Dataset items
★ ★ ★ ★ ★

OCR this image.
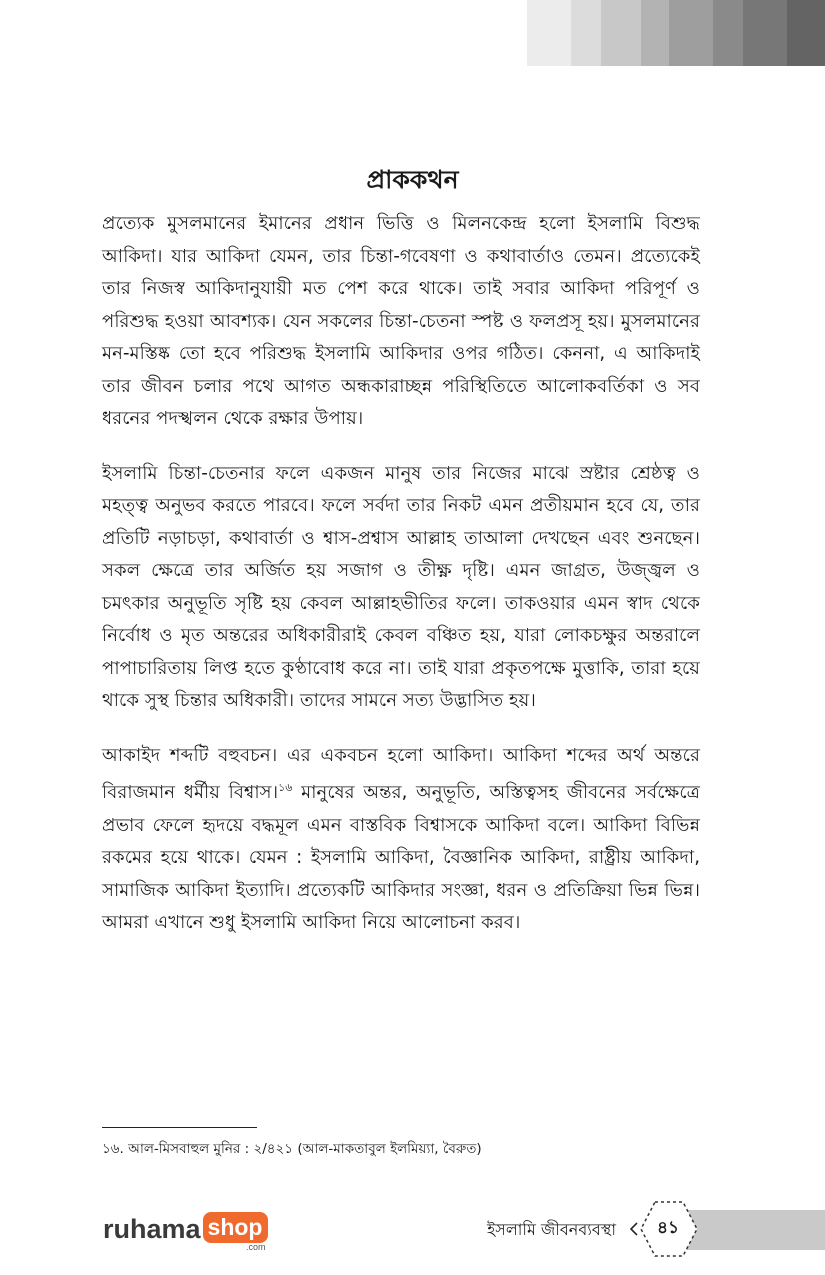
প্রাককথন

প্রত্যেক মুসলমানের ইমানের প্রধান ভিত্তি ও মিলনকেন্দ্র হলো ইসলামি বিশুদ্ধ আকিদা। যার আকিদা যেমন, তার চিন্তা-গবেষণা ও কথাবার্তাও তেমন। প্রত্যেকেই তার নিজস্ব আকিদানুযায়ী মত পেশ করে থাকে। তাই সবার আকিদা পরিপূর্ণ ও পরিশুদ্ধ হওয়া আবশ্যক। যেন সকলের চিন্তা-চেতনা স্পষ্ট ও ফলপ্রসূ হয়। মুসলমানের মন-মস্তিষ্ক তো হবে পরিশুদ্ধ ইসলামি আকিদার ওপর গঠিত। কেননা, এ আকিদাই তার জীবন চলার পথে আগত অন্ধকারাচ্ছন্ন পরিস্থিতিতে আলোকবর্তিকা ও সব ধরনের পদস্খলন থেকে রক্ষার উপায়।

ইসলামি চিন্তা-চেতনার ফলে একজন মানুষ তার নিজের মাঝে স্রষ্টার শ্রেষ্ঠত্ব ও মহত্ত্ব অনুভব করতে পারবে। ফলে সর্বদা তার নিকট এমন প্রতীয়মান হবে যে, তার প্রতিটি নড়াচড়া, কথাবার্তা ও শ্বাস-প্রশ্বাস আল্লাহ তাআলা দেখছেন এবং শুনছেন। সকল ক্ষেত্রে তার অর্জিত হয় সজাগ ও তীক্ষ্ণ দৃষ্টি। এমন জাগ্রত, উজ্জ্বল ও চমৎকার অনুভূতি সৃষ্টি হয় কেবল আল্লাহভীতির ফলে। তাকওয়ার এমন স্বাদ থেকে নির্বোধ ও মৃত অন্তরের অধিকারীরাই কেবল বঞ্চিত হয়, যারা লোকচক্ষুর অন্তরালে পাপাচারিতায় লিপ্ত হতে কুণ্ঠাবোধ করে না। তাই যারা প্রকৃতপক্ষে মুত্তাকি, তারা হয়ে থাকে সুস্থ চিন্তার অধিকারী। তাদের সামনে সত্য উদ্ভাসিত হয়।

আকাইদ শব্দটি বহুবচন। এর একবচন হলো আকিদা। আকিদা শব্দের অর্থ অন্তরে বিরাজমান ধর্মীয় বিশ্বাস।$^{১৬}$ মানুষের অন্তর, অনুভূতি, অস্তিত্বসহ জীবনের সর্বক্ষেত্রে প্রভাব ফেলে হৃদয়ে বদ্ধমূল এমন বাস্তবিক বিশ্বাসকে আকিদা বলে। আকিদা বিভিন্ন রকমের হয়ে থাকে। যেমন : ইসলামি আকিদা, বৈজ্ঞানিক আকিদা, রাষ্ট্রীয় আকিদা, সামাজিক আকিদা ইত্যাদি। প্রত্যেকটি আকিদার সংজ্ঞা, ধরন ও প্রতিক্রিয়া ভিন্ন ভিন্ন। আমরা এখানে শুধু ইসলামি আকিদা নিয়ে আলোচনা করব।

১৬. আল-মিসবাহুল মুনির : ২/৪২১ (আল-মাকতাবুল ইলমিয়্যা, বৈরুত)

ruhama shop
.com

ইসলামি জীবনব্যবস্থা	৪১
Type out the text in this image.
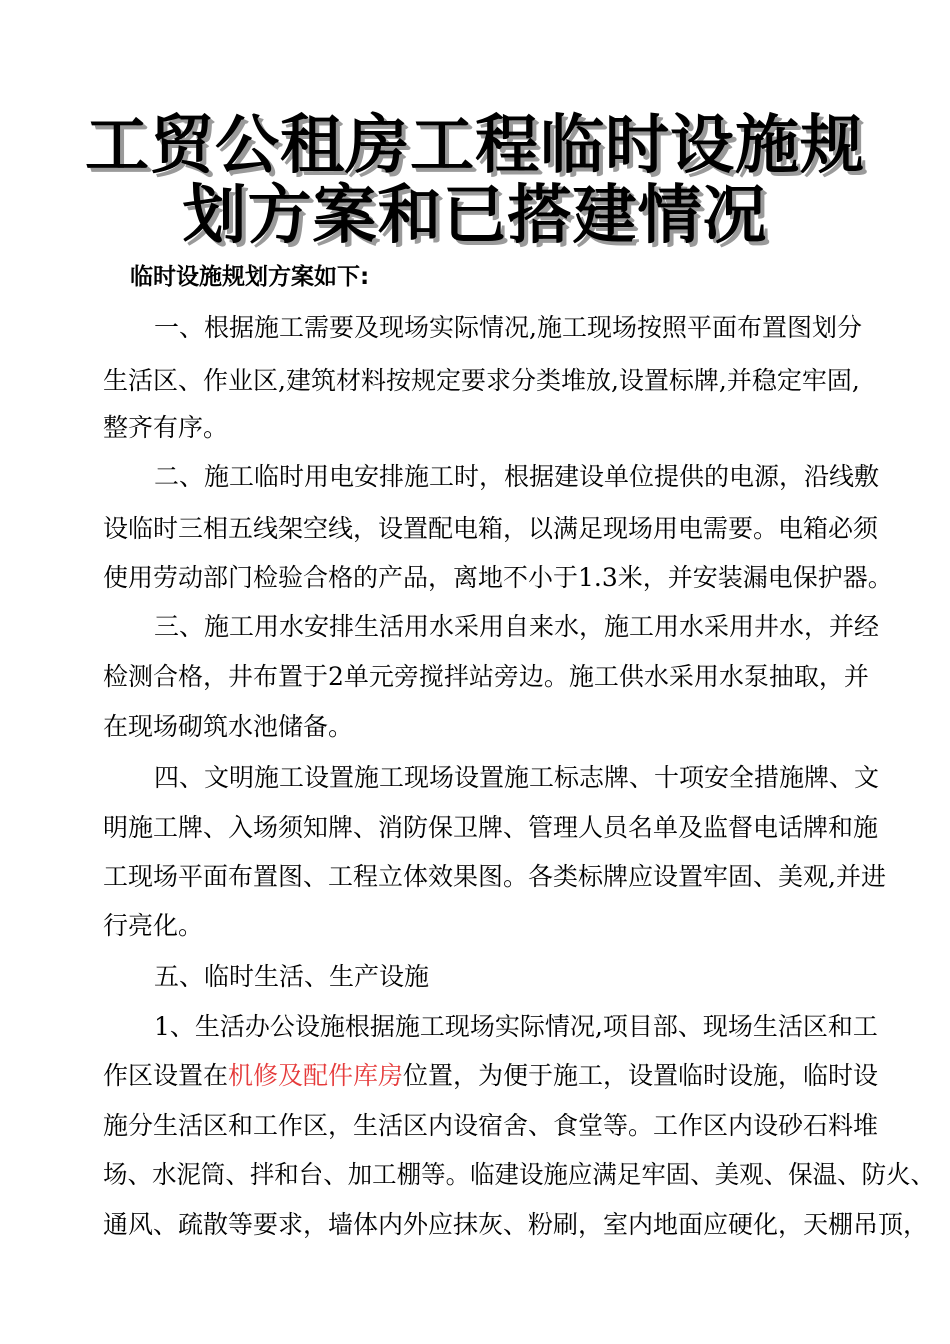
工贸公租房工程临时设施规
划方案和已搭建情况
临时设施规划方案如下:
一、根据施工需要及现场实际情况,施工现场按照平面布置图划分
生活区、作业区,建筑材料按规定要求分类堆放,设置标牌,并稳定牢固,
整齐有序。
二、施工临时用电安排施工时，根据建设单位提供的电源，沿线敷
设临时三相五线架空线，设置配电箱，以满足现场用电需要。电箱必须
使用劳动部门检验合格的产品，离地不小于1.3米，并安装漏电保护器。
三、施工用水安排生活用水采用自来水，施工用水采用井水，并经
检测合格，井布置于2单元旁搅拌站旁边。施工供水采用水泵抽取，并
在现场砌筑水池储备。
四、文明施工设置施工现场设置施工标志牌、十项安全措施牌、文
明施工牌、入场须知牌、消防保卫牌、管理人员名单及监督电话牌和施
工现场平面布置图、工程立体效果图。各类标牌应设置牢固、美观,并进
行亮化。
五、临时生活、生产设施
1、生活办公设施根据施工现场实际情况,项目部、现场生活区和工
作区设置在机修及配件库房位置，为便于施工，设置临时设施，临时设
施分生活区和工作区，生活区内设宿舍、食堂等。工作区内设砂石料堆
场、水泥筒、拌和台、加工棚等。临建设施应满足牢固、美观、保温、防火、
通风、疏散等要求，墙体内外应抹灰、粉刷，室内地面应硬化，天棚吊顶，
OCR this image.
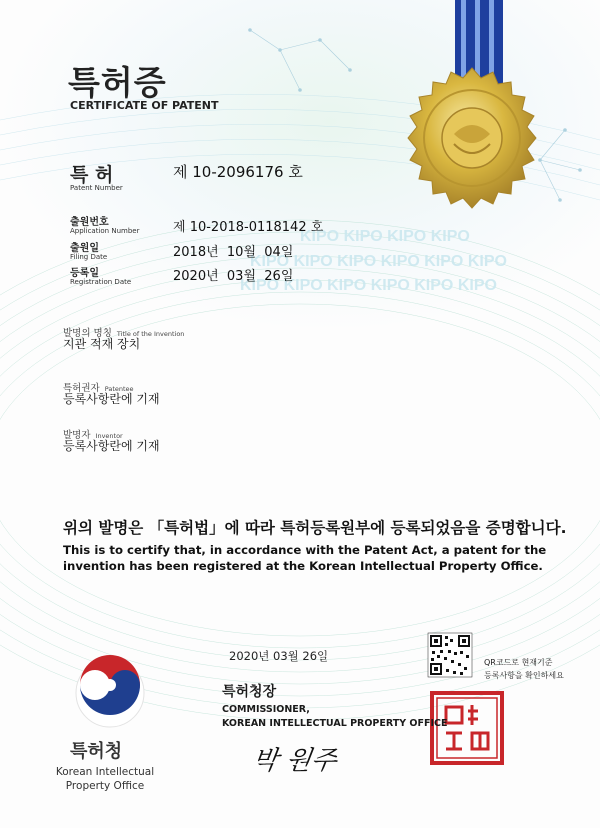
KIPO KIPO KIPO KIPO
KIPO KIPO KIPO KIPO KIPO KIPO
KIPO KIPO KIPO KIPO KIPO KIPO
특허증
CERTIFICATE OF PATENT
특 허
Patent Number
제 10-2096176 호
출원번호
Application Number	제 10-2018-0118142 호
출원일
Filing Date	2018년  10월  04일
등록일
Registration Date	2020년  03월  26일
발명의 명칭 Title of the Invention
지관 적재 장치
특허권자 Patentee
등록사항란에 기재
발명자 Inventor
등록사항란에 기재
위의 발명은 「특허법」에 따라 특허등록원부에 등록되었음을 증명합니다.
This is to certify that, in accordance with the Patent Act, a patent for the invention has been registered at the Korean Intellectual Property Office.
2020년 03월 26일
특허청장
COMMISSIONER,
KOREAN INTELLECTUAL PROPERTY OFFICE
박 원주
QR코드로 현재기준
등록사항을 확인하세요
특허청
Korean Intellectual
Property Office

★ ★ ★ ★ ★

**Task description:**
Would you set down the listing exactly, omitting pictures?

**Result of the task:**
OCR this image.
প্রাককথন

প্রত্যেক মুসলমানের ইমানের প্রধান ভিত্তি ও মিলনকেন্দ্র হলো ইসলামি বিশুদ্ধ আকিদা। যার আকিদা যেমন, তার চিন্তা-গবেষণা ও কথাবার্তাও তেমন। প্রত্যেকেই তার নিজস্ব আকিদানুযায়ী মত পেশ করে থাকে। তাই সবার আকিদা পরিপূর্ণ ও পরিশুদ্ধ হওয়া আবশ্যক। যেন সকলের চিন্তা-চেতনা স্পষ্ট ও ফলপ্রসূ হয়। মুসলমানের মন-মস্তিষ্ক তো হবে পরিশুদ্ধ ইসলামি আকিদার ওপর গঠিত। কেননা, এ আকিদাই তার জীবন চলার পথে আগত অন্ধকারাচ্ছন্ন পরিস্থিতিতে আলোকবর্তিকা ও সব ধরনের পদস্খলন থেকে রক্ষার উপায়।

ইসলামি চিন্তা-চেতনার ফলে একজন মানুষ তার নিজের মাঝে স্রষ্টার শ্রেষ্ঠত্ব ও মহত্ত্ব অনুভব করতে পারবে। ফলে সর্বদা তার নিকট এমন প্রতীয়মান হবে যে, তার প্রতিটি নড়াচড়া, কথাবার্তা ও শ্বাস-প্রশ্বাস আল্লাহ তাআলা দেখছেন এবং শুনছেন। সকল ক্ষেত্রে তার অর্জিত হয় সজাগ ও তীক্ষ্ণ দৃষ্টি। এমন জাগ্রত, উজ্জ্বল ও চমৎকার অনুভূতি সৃষ্টি হয় কেবল আল্লাহভীতির ফলে। তাকওয়ার এমন স্বাদ থেকে নির্বোধ ও মৃত অন্তরের অধিকারীরাই কেবল বঞ্চিত হয়, যারা লোকচক্ষুর অন্তরালে পাপাচারিতায় লিপ্ত হতে কুণ্ঠাবোধ করে না। তাই যারা প্রকৃতপক্ষে মুত্তাকি, তারা হয়ে থাকে সুস্থ চিন্তার অধিকারী। তাদের সামনে সত্য উদ্ভাসিত হয়।

আকাইদ শব্দটি বহুবচন। এর একবচন হলো আকিদা। আকিদা শব্দের অর্থ অন্তরে বিরাজমান ধর্মীয় বিশ্বাস।$^{১৬}$ মানুষের অন্তর, অনুভূতি, অস্তিত্বসহ জীবনের সর্বক্ষেত্রে প্রভাব ফেলে হৃদয়ে বদ্ধমূল এমন বাস্তবিক বিশ্বাসকে আকিদা বলে। আকিদা বিভিন্ন রকমের হয়ে থাকে। যেমন : ইসলামি আকিদা, বৈজ্ঞানিক আকিদা, রাষ্ট্রীয় আকিদা, সামাজিক আকিদা ইত্যাদি। প্রত্যেকটি আকিদার সংজ্ঞা, ধরন ও প্রতিক্রিয়া ভিন্ন ভিন্ন। আমরা এখানে শুধু ইসলামি আকিদা নিয়ে আলোচনা করব।

১৬. আল-মিসবাহুল মুনির : ২/৪২১ (আল-মাকতাবুল ইলমিয়্যা, বৈরুত)

ruhama shop
.com

ইসলামি জীবনব্যবস্থা	৪১
Type out the text in this image.
工贸公租房工程临时设施规
划方案和已搭建情况
临时设施规划方案如下:
一、根据施工需要及现场实际情况,施工现场按照平面布置图划分
生活区、作业区,建筑材料按规定要求分类堆放,设置标牌,并稳定牢固,
整齐有序。
二、施工临时用电安排施工时，根据建设单位提供的电源，沿线敷
设临时三相五线架空线，设置配电箱，以满足现场用电需要。电箱必须
使用劳动部门检验合格的产品，离地不小于1.3米，并安装漏电保护器。
三、施工用水安排生活用水采用自来水，施工用水采用井水，并经
检测合格，井布置于2单元旁搅拌站旁边。施工供水采用水泵抽取，并
在现场砌筑水池储备。
四、文明施工设置施工现场设置施工标志牌、十项安全措施牌、文
明施工牌、入场须知牌、消防保卫牌、管理人员名单及监督电话牌和施
工现场平面布置图、工程立体效果图。各类标牌应设置牢固、美观,并进
行亮化。
五、临时生活、生产设施
1、生活办公设施根据施工现场实际情况,项目部、现场生活区和工
作区设置在机修及配件库房位置，为便于施工，设置临时设施，临时设
施分生活区和工作区，生活区内设宿舍、食堂等。工作区内设砂石料堆
场、水泥筒、拌和台、加工棚等。临建设施应满足牢固、美观、保温、防火、
通风、疏散等要求，墙体内外应抹灰、粉刷，室内地面应硬化，天棚吊顶，
OCR this image.
KIPO KIPO KIPO KIPO
KIPO KIPO KIPO KIPO KIPO KIPO
KIPO KIPO KIPO KIPO KIPO KIPO
특허증
CERTIFICATE OF PATENT
특 허
Patent Number
제 10-2096176 호
출원번호
Application Number	제 10-2018-0118142 호
출원일
Filing Date	2018년  10월  04일
등록일
Registration Date	2020년  03월  26일
발명의 명칭 Title of the Invention
지관 적재 장치
특허권자 Patentee
등록사항란에 기재
발명자 Inventor
등록사항란에 기재
위의 발명은 「특허법」에 따라 특허등록원부에 등록되었음을 증명합니다.
This is to certify that, in accordance with the Patent Act, a patent for the invention has been registered at the Korean Intellectual Property Office.
2020년 03월 26일
특허청장
COMMISSIONER,
KOREAN INTELLECTUAL PROPERTY OFFICE
박 원주
QR코드로 현재기준
등록사항을 확인하세요
특허청
Korean Intellectual
Property Office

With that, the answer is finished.